▸ **Work required**
Scan the material below for the string "series", and copy every line where it shows up.
* BEGIN Data supplied *
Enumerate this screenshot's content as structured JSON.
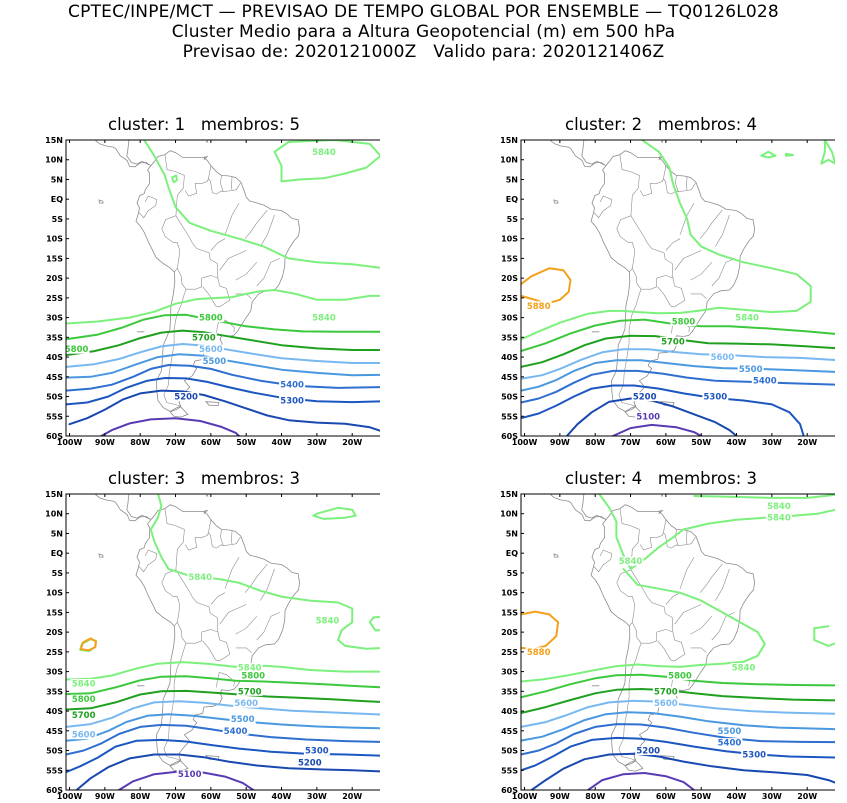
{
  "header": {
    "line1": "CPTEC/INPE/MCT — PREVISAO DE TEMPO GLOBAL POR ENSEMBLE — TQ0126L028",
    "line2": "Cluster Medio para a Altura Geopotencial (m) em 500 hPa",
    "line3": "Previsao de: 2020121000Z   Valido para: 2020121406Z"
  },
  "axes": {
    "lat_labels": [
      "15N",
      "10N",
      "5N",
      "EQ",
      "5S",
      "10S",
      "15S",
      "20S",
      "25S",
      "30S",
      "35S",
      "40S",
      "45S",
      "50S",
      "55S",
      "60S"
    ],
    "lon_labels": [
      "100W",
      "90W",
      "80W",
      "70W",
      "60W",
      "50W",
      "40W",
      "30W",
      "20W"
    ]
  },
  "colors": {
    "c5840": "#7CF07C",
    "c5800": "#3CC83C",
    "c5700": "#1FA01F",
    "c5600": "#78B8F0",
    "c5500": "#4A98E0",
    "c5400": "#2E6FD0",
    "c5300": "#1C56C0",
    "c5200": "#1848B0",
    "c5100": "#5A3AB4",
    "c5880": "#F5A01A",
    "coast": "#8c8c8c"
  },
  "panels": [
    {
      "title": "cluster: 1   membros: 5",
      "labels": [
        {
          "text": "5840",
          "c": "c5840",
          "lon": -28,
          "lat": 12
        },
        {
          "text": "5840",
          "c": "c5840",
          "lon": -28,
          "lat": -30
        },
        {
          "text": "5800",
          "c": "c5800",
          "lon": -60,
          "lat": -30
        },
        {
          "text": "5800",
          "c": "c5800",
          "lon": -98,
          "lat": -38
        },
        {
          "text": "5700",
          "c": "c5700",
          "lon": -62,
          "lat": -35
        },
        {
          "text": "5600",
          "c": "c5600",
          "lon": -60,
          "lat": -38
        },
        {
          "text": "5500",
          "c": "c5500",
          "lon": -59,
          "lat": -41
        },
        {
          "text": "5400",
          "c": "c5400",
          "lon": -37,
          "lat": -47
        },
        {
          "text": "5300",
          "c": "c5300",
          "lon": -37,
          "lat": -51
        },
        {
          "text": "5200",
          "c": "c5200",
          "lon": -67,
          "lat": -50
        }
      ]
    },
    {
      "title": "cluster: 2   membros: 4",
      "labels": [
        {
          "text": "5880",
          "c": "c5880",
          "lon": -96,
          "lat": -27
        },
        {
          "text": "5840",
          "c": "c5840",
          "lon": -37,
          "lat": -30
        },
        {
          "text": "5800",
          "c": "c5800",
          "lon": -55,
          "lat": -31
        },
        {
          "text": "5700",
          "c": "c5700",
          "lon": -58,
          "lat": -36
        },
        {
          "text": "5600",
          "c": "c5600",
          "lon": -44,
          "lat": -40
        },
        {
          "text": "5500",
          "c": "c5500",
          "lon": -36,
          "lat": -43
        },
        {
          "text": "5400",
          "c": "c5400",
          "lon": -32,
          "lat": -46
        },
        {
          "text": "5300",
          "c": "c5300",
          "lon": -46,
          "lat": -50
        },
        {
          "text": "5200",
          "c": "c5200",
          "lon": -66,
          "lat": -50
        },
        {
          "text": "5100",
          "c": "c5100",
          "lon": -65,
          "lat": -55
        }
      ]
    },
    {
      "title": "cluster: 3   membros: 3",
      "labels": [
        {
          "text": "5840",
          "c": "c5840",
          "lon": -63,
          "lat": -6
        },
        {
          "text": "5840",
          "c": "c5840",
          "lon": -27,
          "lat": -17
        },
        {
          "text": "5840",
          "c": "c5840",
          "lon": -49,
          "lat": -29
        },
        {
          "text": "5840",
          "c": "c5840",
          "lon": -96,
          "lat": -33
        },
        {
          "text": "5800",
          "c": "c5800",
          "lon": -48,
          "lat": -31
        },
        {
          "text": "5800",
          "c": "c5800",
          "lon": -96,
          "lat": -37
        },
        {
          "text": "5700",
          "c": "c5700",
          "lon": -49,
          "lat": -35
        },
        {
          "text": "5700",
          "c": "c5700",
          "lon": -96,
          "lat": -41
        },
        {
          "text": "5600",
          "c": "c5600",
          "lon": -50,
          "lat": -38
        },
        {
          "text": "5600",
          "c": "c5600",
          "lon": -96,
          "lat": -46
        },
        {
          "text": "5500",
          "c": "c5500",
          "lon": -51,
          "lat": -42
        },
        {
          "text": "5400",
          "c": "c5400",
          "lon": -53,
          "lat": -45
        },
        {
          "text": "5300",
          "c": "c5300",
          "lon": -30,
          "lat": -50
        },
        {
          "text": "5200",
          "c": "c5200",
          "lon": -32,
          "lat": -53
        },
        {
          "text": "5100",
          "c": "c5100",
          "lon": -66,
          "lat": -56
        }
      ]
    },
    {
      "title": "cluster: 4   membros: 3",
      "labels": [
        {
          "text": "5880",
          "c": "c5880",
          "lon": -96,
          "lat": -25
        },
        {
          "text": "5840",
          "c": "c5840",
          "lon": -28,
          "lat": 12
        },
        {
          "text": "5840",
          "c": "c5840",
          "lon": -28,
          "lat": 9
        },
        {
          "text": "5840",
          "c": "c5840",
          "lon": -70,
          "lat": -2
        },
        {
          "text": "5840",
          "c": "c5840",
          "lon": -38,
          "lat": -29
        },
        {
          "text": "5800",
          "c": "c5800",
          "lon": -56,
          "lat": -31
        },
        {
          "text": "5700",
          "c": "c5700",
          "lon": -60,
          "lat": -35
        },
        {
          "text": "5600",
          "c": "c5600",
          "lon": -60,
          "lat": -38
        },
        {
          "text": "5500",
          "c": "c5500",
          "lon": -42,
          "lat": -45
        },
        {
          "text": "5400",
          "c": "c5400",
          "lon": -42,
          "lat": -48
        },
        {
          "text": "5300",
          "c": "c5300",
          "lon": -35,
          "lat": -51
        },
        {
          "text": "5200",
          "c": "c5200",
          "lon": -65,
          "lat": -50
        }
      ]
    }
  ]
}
* END Data supplied *
* BEGIN Data supplied *
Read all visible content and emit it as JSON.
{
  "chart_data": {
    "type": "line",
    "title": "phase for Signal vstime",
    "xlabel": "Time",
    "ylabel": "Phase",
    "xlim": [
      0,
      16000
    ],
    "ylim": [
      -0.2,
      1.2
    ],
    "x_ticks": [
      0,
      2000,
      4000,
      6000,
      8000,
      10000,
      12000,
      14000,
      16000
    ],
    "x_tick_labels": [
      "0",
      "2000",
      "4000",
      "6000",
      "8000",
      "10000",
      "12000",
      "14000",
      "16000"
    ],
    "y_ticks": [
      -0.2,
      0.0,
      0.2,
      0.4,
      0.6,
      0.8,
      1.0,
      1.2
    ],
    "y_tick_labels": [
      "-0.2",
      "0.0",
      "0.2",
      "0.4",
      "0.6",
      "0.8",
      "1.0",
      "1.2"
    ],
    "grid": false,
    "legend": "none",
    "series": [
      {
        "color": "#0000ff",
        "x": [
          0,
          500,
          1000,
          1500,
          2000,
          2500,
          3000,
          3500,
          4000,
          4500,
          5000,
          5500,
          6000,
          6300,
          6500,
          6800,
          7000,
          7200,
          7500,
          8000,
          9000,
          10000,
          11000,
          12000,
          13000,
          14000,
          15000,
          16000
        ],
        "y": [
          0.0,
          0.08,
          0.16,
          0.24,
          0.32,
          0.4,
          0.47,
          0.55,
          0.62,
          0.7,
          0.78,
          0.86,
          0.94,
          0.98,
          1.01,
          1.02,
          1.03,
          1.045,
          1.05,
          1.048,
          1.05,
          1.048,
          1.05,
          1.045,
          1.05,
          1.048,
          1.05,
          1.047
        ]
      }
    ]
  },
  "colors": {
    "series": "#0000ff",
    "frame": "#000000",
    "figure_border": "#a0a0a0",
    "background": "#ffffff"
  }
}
* END Data supplied *
* BEGIN Data supplied *
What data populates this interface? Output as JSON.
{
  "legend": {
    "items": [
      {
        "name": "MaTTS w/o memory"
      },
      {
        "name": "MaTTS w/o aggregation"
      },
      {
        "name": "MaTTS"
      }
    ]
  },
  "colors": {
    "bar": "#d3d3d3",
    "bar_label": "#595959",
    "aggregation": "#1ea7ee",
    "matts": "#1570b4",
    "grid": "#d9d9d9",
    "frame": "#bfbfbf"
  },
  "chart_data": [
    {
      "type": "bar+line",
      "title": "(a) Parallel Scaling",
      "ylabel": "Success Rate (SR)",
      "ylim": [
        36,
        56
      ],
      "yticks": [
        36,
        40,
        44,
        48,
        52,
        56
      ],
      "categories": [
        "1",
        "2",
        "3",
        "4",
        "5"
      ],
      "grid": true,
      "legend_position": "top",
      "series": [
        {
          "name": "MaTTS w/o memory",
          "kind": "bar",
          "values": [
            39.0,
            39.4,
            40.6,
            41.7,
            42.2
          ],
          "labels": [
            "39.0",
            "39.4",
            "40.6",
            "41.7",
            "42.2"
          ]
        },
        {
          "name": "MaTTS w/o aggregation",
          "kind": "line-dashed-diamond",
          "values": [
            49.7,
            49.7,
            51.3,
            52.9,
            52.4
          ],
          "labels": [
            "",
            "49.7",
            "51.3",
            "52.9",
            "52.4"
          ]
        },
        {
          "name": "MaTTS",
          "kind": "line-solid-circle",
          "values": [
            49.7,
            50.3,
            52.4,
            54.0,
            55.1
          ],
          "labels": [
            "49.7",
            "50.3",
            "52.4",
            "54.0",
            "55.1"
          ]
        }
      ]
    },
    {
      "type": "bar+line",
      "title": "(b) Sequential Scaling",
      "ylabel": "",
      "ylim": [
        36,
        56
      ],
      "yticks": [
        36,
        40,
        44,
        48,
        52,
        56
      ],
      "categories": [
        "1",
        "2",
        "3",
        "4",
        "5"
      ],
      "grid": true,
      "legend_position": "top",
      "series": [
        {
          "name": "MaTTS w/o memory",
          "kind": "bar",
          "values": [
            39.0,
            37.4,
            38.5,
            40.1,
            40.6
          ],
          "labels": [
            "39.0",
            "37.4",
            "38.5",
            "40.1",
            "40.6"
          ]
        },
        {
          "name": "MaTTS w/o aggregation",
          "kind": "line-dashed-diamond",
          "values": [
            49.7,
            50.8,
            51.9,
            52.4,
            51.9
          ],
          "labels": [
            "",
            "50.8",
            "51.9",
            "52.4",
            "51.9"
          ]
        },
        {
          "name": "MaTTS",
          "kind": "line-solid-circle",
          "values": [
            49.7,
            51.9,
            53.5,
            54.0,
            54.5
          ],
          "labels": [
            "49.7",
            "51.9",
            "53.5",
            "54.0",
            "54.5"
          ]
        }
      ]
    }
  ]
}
* END Data supplied *
▸ **Solved exercise**
    "series": [
    "series": "#0000ff",
      "series": [
      "series": [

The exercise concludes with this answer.